**Stated task**: Pull every line that holds the word "ylabel" from the entries.

**Rows from a figure dataset**:
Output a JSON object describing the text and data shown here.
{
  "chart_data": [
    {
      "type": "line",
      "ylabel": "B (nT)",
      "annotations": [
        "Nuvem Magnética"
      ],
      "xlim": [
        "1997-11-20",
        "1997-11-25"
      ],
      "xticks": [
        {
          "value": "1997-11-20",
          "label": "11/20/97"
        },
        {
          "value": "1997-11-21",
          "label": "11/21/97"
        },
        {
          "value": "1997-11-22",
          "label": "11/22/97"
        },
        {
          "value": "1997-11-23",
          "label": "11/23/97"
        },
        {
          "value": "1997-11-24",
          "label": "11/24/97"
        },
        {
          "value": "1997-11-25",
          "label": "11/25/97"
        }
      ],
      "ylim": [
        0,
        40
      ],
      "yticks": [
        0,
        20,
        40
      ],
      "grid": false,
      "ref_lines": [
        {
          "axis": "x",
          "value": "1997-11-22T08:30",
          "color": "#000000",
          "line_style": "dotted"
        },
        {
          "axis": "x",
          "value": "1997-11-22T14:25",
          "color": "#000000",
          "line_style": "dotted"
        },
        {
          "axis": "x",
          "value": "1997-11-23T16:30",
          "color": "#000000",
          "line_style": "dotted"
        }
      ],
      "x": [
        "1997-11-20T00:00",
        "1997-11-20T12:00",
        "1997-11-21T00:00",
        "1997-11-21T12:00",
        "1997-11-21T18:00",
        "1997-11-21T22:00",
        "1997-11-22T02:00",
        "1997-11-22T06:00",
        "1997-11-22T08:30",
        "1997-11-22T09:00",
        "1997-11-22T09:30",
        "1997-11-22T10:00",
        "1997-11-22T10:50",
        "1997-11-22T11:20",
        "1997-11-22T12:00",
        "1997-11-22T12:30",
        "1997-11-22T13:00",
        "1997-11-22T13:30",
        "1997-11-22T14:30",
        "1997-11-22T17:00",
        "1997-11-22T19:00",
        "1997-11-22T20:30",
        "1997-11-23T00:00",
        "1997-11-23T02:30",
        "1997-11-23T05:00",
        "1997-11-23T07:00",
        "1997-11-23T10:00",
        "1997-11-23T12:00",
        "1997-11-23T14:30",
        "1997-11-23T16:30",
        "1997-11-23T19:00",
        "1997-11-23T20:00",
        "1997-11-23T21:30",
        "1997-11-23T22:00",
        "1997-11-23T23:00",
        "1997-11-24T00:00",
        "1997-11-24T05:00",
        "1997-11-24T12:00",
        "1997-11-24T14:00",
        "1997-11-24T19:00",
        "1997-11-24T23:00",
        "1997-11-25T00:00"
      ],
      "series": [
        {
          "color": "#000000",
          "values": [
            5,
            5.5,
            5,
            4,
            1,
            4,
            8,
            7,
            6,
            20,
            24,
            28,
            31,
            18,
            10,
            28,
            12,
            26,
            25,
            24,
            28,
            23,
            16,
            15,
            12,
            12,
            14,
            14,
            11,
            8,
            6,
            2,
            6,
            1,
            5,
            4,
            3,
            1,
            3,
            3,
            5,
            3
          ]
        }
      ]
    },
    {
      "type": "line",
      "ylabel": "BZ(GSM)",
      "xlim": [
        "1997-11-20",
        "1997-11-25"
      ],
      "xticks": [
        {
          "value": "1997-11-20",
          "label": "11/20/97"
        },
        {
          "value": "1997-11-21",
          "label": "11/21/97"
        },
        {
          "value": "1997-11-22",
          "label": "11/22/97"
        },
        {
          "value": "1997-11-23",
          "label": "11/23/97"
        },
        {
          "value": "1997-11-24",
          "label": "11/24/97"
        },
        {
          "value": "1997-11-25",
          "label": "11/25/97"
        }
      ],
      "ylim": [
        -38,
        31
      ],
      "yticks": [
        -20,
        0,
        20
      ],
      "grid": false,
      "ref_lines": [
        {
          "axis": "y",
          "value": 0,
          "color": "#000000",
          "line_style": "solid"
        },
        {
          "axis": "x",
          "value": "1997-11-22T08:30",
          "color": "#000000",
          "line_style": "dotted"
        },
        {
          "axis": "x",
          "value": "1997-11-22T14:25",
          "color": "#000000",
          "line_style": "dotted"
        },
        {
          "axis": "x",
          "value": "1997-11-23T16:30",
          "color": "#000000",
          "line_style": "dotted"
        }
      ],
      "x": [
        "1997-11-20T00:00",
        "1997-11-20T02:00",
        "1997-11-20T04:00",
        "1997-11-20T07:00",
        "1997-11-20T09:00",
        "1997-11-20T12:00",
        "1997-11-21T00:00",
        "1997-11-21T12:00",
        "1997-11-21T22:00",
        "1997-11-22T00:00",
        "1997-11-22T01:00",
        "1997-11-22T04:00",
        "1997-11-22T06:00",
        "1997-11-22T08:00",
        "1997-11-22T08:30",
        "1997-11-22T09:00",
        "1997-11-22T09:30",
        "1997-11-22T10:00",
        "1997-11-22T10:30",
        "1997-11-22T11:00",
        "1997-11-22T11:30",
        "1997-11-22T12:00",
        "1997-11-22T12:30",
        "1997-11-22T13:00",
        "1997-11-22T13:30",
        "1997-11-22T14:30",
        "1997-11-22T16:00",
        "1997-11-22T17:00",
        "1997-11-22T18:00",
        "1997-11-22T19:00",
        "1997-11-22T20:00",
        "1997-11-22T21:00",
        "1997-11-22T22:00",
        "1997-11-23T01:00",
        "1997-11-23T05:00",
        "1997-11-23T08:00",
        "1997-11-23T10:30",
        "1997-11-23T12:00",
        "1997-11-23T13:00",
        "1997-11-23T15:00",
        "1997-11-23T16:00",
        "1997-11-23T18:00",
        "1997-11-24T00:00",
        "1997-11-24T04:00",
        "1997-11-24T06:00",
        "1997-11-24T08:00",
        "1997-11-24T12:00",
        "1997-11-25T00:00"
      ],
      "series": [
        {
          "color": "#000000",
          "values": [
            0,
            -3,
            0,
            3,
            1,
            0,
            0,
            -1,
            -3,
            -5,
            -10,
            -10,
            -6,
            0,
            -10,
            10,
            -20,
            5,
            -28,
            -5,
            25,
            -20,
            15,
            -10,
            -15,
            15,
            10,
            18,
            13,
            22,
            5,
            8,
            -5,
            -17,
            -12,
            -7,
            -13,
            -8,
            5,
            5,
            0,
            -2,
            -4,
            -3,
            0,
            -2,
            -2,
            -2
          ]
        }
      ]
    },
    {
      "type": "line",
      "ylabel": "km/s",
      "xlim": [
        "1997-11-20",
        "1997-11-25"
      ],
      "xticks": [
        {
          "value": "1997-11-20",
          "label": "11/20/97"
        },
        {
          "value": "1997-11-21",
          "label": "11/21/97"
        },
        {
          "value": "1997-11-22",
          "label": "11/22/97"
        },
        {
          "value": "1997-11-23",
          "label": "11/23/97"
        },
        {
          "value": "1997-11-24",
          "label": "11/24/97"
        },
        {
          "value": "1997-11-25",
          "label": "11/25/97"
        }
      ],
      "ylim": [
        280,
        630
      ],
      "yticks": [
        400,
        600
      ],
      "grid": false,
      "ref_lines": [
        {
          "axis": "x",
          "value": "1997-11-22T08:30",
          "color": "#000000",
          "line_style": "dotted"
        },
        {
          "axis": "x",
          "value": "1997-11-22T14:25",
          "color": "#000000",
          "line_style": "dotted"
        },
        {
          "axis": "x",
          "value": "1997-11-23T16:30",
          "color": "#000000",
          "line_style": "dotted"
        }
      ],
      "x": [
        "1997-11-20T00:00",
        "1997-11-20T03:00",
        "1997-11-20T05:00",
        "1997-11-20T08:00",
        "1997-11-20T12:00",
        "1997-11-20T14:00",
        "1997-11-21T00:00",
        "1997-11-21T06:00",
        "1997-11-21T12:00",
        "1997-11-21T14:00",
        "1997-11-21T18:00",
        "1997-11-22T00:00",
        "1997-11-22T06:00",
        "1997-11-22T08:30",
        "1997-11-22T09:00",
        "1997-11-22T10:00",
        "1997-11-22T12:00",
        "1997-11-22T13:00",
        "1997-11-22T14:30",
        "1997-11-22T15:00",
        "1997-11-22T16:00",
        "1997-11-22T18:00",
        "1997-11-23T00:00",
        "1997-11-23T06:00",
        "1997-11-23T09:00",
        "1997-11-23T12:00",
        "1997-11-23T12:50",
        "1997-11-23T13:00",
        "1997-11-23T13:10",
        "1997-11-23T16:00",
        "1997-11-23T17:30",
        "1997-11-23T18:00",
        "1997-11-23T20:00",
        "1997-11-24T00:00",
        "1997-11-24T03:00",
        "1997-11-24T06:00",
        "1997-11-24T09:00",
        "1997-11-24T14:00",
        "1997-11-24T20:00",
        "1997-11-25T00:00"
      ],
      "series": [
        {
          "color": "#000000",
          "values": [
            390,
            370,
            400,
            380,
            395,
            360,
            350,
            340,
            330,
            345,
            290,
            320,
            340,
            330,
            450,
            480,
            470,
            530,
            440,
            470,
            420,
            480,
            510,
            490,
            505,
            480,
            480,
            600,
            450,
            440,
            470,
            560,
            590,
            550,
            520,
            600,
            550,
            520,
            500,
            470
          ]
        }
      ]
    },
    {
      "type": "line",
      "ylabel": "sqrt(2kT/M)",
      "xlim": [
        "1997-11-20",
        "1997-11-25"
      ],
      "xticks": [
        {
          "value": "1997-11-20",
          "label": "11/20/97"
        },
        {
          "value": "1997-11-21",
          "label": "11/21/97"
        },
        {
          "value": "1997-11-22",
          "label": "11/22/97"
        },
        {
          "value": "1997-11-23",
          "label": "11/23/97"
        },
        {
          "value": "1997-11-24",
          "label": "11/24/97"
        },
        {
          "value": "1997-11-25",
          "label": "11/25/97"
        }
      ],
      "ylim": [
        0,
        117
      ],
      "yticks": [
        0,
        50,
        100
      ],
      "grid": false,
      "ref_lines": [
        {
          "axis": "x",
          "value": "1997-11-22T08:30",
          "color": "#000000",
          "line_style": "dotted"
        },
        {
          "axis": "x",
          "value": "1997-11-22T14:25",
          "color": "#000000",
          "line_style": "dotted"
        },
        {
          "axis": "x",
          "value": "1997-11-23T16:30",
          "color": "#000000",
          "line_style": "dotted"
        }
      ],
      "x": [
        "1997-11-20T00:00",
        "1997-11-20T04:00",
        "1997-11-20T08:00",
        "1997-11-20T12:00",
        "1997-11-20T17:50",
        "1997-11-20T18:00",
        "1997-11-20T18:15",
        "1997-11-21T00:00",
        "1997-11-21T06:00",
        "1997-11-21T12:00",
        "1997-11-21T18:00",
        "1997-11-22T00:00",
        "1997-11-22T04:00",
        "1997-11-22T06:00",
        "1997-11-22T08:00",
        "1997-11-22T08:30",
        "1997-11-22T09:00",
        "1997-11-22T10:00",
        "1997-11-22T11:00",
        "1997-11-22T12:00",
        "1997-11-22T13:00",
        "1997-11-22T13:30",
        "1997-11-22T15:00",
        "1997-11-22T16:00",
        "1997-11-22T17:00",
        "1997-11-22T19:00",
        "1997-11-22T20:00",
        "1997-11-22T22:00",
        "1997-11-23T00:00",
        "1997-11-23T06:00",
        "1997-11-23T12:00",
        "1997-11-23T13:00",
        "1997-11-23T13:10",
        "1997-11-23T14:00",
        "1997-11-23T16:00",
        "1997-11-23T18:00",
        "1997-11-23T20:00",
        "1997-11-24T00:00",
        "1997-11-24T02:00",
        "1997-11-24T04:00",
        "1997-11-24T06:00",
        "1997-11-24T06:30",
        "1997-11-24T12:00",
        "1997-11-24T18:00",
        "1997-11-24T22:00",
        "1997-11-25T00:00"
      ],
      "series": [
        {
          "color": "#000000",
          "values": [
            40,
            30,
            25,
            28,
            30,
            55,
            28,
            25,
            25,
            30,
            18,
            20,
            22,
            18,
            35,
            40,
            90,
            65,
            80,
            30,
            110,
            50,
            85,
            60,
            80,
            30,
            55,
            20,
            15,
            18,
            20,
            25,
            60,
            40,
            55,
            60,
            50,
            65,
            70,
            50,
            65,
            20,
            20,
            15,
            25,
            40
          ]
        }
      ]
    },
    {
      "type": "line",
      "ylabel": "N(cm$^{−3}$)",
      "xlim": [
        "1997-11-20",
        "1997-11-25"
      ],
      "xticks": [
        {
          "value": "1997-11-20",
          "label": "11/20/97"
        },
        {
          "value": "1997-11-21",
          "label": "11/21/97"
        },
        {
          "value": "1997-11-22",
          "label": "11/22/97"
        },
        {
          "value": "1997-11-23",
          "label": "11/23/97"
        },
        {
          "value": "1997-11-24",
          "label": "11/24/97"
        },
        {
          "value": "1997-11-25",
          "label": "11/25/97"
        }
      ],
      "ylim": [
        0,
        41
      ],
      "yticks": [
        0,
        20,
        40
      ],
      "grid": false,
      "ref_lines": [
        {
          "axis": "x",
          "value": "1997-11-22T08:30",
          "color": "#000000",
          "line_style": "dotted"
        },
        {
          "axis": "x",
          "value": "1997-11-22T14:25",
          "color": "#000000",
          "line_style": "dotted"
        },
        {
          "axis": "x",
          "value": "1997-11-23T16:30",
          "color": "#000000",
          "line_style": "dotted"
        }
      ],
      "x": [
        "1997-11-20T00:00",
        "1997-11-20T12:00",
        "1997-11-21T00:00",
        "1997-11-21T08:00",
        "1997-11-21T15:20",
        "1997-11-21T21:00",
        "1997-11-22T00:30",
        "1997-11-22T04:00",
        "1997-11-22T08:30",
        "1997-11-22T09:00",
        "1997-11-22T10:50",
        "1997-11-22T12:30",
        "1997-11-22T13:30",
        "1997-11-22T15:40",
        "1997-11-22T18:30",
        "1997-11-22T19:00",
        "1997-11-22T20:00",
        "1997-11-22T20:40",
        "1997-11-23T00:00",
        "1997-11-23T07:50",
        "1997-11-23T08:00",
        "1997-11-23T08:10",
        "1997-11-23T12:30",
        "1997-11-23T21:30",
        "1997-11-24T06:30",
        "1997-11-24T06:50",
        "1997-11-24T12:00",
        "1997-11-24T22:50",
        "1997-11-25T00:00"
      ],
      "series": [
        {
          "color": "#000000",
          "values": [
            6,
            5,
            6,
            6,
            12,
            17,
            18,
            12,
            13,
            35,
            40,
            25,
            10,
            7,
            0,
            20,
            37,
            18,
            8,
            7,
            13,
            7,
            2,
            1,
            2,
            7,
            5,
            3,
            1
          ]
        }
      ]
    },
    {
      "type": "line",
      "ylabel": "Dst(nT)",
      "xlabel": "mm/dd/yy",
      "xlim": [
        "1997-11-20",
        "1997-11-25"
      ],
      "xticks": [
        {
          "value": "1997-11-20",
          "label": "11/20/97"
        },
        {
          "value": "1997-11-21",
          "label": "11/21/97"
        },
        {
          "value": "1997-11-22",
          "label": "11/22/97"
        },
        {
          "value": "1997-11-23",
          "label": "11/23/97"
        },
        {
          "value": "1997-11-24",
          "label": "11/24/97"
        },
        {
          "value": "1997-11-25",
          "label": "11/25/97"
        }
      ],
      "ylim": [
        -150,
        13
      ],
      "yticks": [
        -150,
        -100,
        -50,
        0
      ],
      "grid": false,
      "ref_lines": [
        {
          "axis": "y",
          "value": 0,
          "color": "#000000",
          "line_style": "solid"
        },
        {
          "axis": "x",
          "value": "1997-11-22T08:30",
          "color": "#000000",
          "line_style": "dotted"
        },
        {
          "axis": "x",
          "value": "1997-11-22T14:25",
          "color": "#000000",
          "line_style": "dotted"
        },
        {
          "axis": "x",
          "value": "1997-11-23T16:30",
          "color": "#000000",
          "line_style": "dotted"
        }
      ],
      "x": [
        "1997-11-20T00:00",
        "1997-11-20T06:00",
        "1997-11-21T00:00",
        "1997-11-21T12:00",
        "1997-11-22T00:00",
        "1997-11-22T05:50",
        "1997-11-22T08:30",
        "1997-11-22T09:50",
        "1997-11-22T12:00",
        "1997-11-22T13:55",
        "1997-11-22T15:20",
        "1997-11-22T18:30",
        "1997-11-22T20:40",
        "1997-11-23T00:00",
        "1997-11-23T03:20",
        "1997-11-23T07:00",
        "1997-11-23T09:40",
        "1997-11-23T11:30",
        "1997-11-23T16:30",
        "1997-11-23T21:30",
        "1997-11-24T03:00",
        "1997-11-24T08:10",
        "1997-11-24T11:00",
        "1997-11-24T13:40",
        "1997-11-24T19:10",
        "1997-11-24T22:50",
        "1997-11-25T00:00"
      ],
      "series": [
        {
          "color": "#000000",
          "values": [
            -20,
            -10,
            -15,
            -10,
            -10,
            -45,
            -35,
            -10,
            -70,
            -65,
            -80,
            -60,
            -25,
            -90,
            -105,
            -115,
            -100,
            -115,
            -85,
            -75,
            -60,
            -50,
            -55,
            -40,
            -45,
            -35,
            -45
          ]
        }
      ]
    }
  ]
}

**The response**:
      "ylabel": "B (nT)",
      "ylabel": "BZ(GSM)",
      "ylabel": "km/s",
      "ylabel": "sqrt(2kT/M)",
      "ylabel": "N(cm$^{−3}$)",
      "ylabel": "Dst(nT)",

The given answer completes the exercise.